• **SHORT TASK**:
Retype the records that come next, word for word.

Saved data entries
- - - -

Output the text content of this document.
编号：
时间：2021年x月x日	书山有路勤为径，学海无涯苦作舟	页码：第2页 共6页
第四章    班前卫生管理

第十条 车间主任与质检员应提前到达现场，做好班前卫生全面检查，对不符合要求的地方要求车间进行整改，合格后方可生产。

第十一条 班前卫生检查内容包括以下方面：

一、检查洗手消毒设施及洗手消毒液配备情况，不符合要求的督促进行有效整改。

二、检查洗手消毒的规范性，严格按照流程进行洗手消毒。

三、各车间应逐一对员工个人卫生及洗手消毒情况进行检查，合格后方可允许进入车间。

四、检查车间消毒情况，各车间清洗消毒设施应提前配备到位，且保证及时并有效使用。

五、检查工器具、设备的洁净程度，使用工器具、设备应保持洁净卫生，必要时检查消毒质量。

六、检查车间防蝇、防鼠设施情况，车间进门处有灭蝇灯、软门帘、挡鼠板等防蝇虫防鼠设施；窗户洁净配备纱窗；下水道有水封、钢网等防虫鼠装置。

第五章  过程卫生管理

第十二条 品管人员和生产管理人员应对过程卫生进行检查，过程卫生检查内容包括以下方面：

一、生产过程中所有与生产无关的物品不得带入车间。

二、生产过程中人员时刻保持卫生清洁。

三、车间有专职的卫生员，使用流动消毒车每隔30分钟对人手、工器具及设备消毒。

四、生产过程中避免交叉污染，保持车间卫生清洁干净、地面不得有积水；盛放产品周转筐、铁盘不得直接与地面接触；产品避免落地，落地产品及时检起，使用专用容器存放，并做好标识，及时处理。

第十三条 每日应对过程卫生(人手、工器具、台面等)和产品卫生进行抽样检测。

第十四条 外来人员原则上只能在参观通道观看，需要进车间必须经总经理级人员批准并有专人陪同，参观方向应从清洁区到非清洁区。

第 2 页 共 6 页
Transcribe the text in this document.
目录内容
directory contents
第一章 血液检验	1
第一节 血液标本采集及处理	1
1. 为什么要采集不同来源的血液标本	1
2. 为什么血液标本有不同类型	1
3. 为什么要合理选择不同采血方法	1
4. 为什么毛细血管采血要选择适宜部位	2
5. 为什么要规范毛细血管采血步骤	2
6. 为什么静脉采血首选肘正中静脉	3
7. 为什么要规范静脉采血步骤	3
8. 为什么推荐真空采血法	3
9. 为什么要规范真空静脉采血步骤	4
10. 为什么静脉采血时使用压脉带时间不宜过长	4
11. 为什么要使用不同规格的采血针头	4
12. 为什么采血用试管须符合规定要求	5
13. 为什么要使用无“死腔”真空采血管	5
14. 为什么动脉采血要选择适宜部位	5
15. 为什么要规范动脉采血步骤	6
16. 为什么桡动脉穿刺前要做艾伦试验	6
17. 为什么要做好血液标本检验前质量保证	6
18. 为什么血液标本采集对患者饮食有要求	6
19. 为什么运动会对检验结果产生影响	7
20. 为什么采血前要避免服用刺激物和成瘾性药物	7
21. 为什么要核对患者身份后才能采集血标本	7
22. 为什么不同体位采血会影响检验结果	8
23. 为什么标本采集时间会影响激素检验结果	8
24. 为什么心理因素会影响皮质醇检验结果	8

- - - -

• **ANSWER TO THIS PROBLEM**:
Output the text content of this document.
编号：
时间：2021年x月x日	书山有路勤为径，学海无涯苦作舟	页码：第2页 共6页
第四章    班前卫生管理

第十条 车间主任与质检员应提前到达现场，做好班前卫生全面检查，对不符合要求的地方要求车间进行整改，合格后方可生产。

第十一条 班前卫生检查内容包括以下方面：

一、检查洗手消毒设施及洗手消毒液配备情况，不符合要求的督促进行有效整改。

二、检查洗手消毒的规范性，严格按照流程进行洗手消毒。

三、各车间应逐一对员工个人卫生及洗手消毒情况进行检查，合格后方可允许进入车间。

四、检查车间消毒情况，各车间清洗消毒设施应提前配备到位，且保证及时并有效使用。

五、检查工器具、设备的洁净程度，使用工器具、设备应保持洁净卫生，必要时检查消毒质量。

六、检查车间防蝇、防鼠设施情况，车间进门处有灭蝇灯、软门帘、挡鼠板等防蝇虫防鼠设施；窗户洁净配备纱窗；下水道有水封、钢网等防虫鼠装置。

第五章  过程卫生管理

第十二条 品管人员和生产管理人员应对过程卫生进行检查，过程卫生检查内容包括以下方面：

一、生产过程中所有与生产无关的物品不得带入车间。

二、生产过程中人员时刻保持卫生清洁。

三、车间有专职的卫生员，使用流动消毒车每隔30分钟对人手、工器具及设备消毒。

四、生产过程中避免交叉污染，保持车间卫生清洁干净、地面不得有积水；盛放产品周转筐、铁盘不得直接与地面接触；产品避免落地，落地产品及时检起，使用专用容器存放，并做好标识，及时处理。

第十三条 每日应对过程卫生(人手、工器具、台面等)和产品卫生进行抽样检测。

第十四条 外来人员原则上只能在参观通道观看，需要进车间必须经总经理级人员批准并有专人陪同，参观方向应从清洁区到非清洁区。

第 2 页 共 6 页
Transcribe the text in this document.
目录内容
directory contents
第一章 血液检验	1
第一节 血液标本采集及处理	1
1. 为什么要采集不同来源的血液标本	1
2. 为什么血液标本有不同类型	1
3. 为什么要合理选择不同采血方法	1
4. 为什么毛细血管采血要选择适宜部位	2
5. 为什么要规范毛细血管采血步骤	2
6. 为什么静脉采血首选肘正中静脉	3
7. 为什么要规范静脉采血步骤	3
8. 为什么推荐真空采血法	3
9. 为什么要规范真空静脉采血步骤	4
10. 为什么静脉采血时使用压脉带时间不宜过长	4
11. 为什么要使用不同规格的采血针头	4
12. 为什么采血用试管须符合规定要求	5
13. 为什么要使用无“死腔”真空采血管	5
14. 为什么动脉采血要选择适宜部位	5
15. 为什么要规范动脉采血步骤	6
16. 为什么桡动脉穿刺前要做艾伦试验	6
17. 为什么要做好血液标本检验前质量保证	6
18. 为什么血液标本采集对患者饮食有要求	6
19. 为什么运动会对检验结果产生影响	7
20. 为什么采血前要避免服用刺激物和成瘾性药物	7
21. 为什么要核对患者身份后才能采集血标本	7
22. 为什么不同体位采血会影响检验结果	8
23. 为什么标本采集时间会影响激素检验结果	8
24. 为什么心理因素会影响皮质醇检验结果	8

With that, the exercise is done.